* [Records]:
========================================

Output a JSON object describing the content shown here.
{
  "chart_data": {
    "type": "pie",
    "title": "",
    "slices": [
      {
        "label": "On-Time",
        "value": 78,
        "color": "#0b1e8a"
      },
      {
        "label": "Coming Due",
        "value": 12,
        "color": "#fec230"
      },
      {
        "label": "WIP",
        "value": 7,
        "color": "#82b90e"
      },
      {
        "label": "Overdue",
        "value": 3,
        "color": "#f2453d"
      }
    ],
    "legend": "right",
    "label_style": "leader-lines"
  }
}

========================================

* [Exercise description]: Restate every entry word for word.

* [Exercise solution]:
Output a JSON object describing the content shown here.
{
  "chart_data": {
    "type": "pie",
    "title": "",
    "slices": [
      {
        "label": "On-Time",
        "value": 78,
        "color": "#0b1e8a"
      },
      {
        "label": "Coming Due",
        "value": 12,
        "color": "#fec230"
      },
      {
        "label": "WIP",
        "value": 7,
        "color": "#82b90e"
      },
      {
        "label": "Overdue",
        "value": 3,
        "color": "#f2453d"
      }
    ],
    "legend": "right",
    "label_style": "leader-lines"
  }
}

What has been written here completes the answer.